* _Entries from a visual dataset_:
··········

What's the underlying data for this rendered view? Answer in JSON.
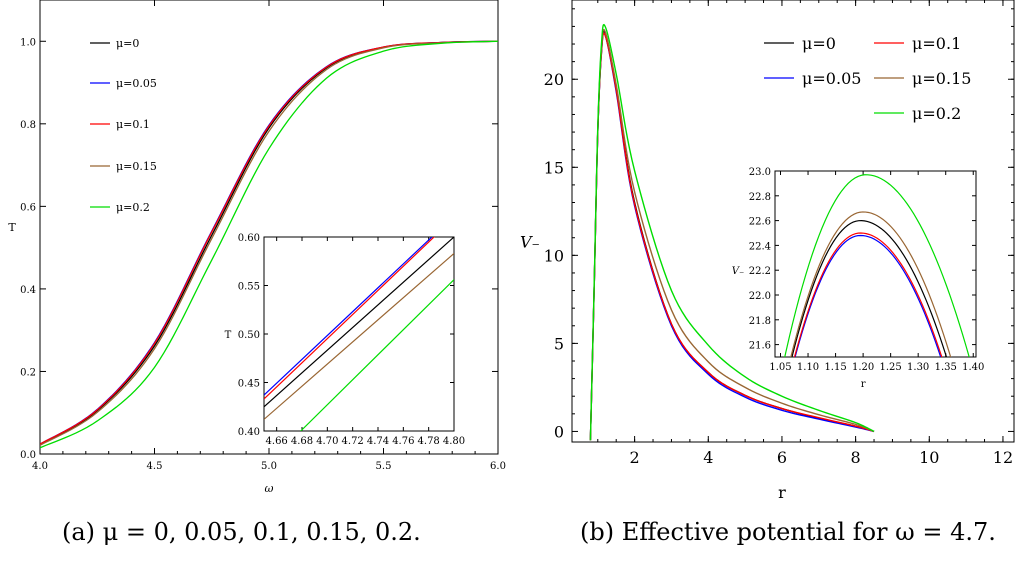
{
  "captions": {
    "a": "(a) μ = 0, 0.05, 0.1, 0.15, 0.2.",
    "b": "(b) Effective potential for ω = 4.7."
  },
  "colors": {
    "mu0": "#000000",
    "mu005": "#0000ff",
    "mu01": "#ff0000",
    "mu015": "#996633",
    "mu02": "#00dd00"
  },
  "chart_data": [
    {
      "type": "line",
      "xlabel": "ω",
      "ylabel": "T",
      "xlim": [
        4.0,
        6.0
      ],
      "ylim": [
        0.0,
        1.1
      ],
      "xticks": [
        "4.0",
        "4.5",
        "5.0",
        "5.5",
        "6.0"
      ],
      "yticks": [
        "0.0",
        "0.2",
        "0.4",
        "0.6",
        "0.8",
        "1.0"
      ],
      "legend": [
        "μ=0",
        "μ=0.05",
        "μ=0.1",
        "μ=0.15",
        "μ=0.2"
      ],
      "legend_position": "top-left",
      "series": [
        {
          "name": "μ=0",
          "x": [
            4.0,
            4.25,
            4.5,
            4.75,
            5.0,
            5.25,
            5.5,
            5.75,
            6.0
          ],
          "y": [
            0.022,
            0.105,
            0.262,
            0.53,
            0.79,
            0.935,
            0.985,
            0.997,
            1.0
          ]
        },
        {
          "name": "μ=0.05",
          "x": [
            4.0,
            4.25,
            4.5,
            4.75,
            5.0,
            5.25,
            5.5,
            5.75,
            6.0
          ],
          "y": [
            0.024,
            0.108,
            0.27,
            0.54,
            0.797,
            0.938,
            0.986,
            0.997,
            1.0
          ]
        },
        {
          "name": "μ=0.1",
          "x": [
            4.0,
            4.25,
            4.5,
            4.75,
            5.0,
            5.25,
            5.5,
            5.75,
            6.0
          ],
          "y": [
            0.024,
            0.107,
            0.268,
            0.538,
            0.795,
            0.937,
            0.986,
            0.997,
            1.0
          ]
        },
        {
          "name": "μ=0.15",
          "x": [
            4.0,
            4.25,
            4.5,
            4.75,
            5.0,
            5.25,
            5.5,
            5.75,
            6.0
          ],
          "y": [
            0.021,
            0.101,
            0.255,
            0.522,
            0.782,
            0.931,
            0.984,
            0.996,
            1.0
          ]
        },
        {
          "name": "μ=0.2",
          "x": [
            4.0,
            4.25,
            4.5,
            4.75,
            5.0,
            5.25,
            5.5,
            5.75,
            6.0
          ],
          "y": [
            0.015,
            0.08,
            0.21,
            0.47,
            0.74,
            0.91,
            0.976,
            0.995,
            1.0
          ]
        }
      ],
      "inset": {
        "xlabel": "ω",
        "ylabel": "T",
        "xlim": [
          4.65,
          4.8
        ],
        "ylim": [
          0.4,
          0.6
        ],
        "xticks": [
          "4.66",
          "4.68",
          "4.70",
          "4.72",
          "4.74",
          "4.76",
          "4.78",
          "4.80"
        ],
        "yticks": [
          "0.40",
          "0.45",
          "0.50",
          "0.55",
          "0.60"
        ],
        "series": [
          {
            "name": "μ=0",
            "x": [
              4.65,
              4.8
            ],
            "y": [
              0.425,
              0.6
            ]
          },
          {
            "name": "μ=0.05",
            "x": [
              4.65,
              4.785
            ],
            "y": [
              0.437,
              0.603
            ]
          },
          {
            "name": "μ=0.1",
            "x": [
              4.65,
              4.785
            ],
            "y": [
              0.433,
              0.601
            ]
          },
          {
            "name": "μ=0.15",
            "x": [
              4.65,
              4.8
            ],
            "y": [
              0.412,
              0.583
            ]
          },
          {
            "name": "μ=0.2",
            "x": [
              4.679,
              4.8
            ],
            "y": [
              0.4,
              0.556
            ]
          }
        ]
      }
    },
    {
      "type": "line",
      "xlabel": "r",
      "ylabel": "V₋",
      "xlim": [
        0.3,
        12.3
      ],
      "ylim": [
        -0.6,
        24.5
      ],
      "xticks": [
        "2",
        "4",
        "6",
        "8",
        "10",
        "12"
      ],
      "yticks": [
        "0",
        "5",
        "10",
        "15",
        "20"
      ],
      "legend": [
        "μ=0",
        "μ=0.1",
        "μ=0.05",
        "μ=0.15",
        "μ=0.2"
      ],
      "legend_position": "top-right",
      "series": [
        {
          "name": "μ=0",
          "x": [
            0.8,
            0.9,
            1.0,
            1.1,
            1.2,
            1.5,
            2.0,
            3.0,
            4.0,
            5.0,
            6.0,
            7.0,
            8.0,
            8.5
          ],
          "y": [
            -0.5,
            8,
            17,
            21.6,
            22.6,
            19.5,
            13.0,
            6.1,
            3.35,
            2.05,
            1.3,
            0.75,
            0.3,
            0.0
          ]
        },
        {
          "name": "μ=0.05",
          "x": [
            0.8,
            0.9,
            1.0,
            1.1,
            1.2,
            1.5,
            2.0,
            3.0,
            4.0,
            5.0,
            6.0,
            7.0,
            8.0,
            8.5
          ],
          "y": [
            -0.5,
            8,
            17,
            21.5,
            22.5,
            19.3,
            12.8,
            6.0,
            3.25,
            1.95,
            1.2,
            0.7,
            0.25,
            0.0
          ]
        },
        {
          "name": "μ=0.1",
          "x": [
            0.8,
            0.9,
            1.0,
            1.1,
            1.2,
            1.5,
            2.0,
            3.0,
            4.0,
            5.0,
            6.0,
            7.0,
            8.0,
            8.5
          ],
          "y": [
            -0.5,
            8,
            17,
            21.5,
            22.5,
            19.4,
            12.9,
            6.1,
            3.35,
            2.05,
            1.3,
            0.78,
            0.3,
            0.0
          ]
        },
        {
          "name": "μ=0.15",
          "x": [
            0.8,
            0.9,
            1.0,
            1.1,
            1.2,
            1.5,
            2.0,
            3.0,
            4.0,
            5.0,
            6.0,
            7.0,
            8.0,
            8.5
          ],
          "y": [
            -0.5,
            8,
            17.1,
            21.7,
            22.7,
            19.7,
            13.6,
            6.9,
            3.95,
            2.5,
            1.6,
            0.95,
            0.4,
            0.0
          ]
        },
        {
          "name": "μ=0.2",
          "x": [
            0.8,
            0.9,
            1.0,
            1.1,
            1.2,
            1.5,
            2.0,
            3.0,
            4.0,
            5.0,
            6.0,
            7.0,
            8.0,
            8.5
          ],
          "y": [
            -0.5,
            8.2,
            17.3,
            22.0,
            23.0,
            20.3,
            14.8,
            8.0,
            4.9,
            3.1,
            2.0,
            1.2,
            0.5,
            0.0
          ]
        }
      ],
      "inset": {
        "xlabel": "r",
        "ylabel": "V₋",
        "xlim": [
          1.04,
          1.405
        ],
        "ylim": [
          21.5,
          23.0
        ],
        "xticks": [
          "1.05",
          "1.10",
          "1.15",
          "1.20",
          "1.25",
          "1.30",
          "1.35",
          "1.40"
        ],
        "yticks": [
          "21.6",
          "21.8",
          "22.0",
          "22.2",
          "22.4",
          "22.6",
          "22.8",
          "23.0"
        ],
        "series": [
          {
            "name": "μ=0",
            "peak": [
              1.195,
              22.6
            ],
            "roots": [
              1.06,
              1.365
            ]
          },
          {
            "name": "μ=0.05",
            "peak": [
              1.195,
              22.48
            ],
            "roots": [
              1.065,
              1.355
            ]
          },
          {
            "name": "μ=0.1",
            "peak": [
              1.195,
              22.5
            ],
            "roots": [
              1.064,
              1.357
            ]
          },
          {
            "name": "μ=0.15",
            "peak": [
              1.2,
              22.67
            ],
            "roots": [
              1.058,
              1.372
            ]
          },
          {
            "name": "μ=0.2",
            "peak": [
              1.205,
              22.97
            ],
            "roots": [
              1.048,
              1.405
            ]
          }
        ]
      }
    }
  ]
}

··········

* _WHAT YOU WILL DO_: Images in the records should not be copied. Repeat all the rest exactly.

* _CORRECT ANSWER_:
What's the underlying data for this rendered view? Answer in JSON.
{
  "captions": {
    "a": "(a) μ = 0, 0.05, 0.1, 0.15, 0.2.",
    "b": "(b) Effective potential for ω = 4.7."
  },
  "colors": {
    "mu0": "#000000",
    "mu005": "#0000ff",
    "mu01": "#ff0000",
    "mu015": "#996633",
    "mu02": "#00dd00"
  },
  "chart_data": [
    {
      "type": "line",
      "xlabel": "ω",
      "ylabel": "T",
      "xlim": [
        4.0,
        6.0
      ],
      "ylim": [
        0.0,
        1.1
      ],
      "xticks": [
        "4.0",
        "4.5",
        "5.0",
        "5.5",
        "6.0"
      ],
      "yticks": [
        "0.0",
        "0.2",
        "0.4",
        "0.6",
        "0.8",
        "1.0"
      ],
      "legend": [
        "μ=0",
        "μ=0.05",
        "μ=0.1",
        "μ=0.15",
        "μ=0.2"
      ],
      "legend_position": "top-left",
      "series": [
        {
          "name": "μ=0",
          "x": [
            4.0,
            4.25,
            4.5,
            4.75,
            5.0,
            5.25,
            5.5,
            5.75,
            6.0
          ],
          "y": [
            0.022,
            0.105,
            0.262,
            0.53,
            0.79,
            0.935,
            0.985,
            0.997,
            1.0
          ]
        },
        {
          "name": "μ=0.05",
          "x": [
            4.0,
            4.25,
            4.5,
            4.75,
            5.0,
            5.25,
            5.5,
            5.75,
            6.0
          ],
          "y": [
            0.024,
            0.108,
            0.27,
            0.54,
            0.797,
            0.938,
            0.986,
            0.997,
            1.0
          ]
        },
        {
          "name": "μ=0.1",
          "x": [
            4.0,
            4.25,
            4.5,
            4.75,
            5.0,
            5.25,
            5.5,
            5.75,
            6.0
          ],
          "y": [
            0.024,
            0.107,
            0.268,
            0.538,
            0.795,
            0.937,
            0.986,
            0.997,
            1.0
          ]
        },
        {
          "name": "μ=0.15",
          "x": [
            4.0,
            4.25,
            4.5,
            4.75,
            5.0,
            5.25,
            5.5,
            5.75,
            6.0
          ],
          "y": [
            0.021,
            0.101,
            0.255,
            0.522,
            0.782,
            0.931,
            0.984,
            0.996,
            1.0
          ]
        },
        {
          "name": "μ=0.2",
          "x": [
            4.0,
            4.25,
            4.5,
            4.75,
            5.0,
            5.25,
            5.5,
            5.75,
            6.0
          ],
          "y": [
            0.015,
            0.08,
            0.21,
            0.47,
            0.74,
            0.91,
            0.976,
            0.995,
            1.0
          ]
        }
      ],
      "inset": {
        "xlabel": "ω",
        "ylabel": "T",
        "xlim": [
          4.65,
          4.8
        ],
        "ylim": [
          0.4,
          0.6
        ],
        "xticks": [
          "4.66",
          "4.68",
          "4.70",
          "4.72",
          "4.74",
          "4.76",
          "4.78",
          "4.80"
        ],
        "yticks": [
          "0.40",
          "0.45",
          "0.50",
          "0.55",
          "0.60"
        ],
        "series": [
          {
            "name": "μ=0",
            "x": [
              4.65,
              4.8
            ],
            "y": [
              0.425,
              0.6
            ]
          },
          {
            "name": "μ=0.05",
            "x": [
              4.65,
              4.785
            ],
            "y": [
              0.437,
              0.603
            ]
          },
          {
            "name": "μ=0.1",
            "x": [
              4.65,
              4.785
            ],
            "y": [
              0.433,
              0.601
            ]
          },
          {
            "name": "μ=0.15",
            "x": [
              4.65,
              4.8
            ],
            "y": [
              0.412,
              0.583
            ]
          },
          {
            "name": "μ=0.2",
            "x": [
              4.679,
              4.8
            ],
            "y": [
              0.4,
              0.556
            ]
          }
        ]
      }
    },
    {
      "type": "line",
      "xlabel": "r",
      "ylabel": "V₋",
      "xlim": [
        0.3,
        12.3
      ],
      "ylim": [
        -0.6,
        24.5
      ],
      "xticks": [
        "2",
        "4",
        "6",
        "8",
        "10",
        "12"
      ],
      "yticks": [
        "0",
        "5",
        "10",
        "15",
        "20"
      ],
      "legend": [
        "μ=0",
        "μ=0.1",
        "μ=0.05",
        "μ=0.15",
        "μ=0.2"
      ],
      "legend_position": "top-right",
      "series": [
        {
          "name": "μ=0",
          "x": [
            0.8,
            0.9,
            1.0,
            1.1,
            1.2,
            1.5,
            2.0,
            3.0,
            4.0,
            5.0,
            6.0,
            7.0,
            8.0,
            8.5
          ],
          "y": [
            -0.5,
            8,
            17,
            21.6,
            22.6,
            19.5,
            13.0,
            6.1,
            3.35,
            2.05,
            1.3,
            0.75,
            0.3,
            0.0
          ]
        },
        {
          "name": "μ=0.05",
          "x": [
            0.8,
            0.9,
            1.0,
            1.1,
            1.2,
            1.5,
            2.0,
            3.0,
            4.0,
            5.0,
            6.0,
            7.0,
            8.0,
            8.5
          ],
          "y": [
            -0.5,
            8,
            17,
            21.5,
            22.5,
            19.3,
            12.8,
            6.0,
            3.25,
            1.95,
            1.2,
            0.7,
            0.25,
            0.0
          ]
        },
        {
          "name": "μ=0.1",
          "x": [
            0.8,
            0.9,
            1.0,
            1.1,
            1.2,
            1.5,
            2.0,
            3.0,
            4.0,
            5.0,
            6.0,
            7.0,
            8.0,
            8.5
          ],
          "y": [
            -0.5,
            8,
            17,
            21.5,
            22.5,
            19.4,
            12.9,
            6.1,
            3.35,
            2.05,
            1.3,
            0.78,
            0.3,
            0.0
          ]
        },
        {
          "name": "μ=0.15",
          "x": [
            0.8,
            0.9,
            1.0,
            1.1,
            1.2,
            1.5,
            2.0,
            3.0,
            4.0,
            5.0,
            6.0,
            7.0,
            8.0,
            8.5
          ],
          "y": [
            -0.5,
            8,
            17.1,
            21.7,
            22.7,
            19.7,
            13.6,
            6.9,
            3.95,
            2.5,
            1.6,
            0.95,
            0.4,
            0.0
          ]
        },
        {
          "name": "μ=0.2",
          "x": [
            0.8,
            0.9,
            1.0,
            1.1,
            1.2,
            1.5,
            2.0,
            3.0,
            4.0,
            5.0,
            6.0,
            7.0,
            8.0,
            8.5
          ],
          "y": [
            -0.5,
            8.2,
            17.3,
            22.0,
            23.0,
            20.3,
            14.8,
            8.0,
            4.9,
            3.1,
            2.0,
            1.2,
            0.5,
            0.0
          ]
        }
      ],
      "inset": {
        "xlabel": "r",
        "ylabel": "V₋",
        "xlim": [
          1.04,
          1.405
        ],
        "ylim": [
          21.5,
          23.0
        ],
        "xticks": [
          "1.05",
          "1.10",
          "1.15",
          "1.20",
          "1.25",
          "1.30",
          "1.35",
          "1.40"
        ],
        "yticks": [
          "21.6",
          "21.8",
          "22.0",
          "22.2",
          "22.4",
          "22.6",
          "22.8",
          "23.0"
        ],
        "series": [
          {
            "name": "μ=0",
            "peak": [
              1.195,
              22.6
            ],
            "roots": [
              1.06,
              1.365
            ]
          },
          {
            "name": "μ=0.05",
            "peak": [
              1.195,
              22.48
            ],
            "roots": [
              1.065,
              1.355
            ]
          },
          {
            "name": "μ=0.1",
            "peak": [
              1.195,
              22.5
            ],
            "roots": [
              1.064,
              1.357
            ]
          },
          {
            "name": "μ=0.15",
            "peak": [
              1.2,
              22.67
            ],
            "roots": [
              1.058,
              1.372
            ]
          },
          {
            "name": "μ=0.2",
            "peak": [
              1.205,
              22.97
            ],
            "roots": [
              1.048,
              1.405
            ]
          }
        ]
      }
    }
  ]
}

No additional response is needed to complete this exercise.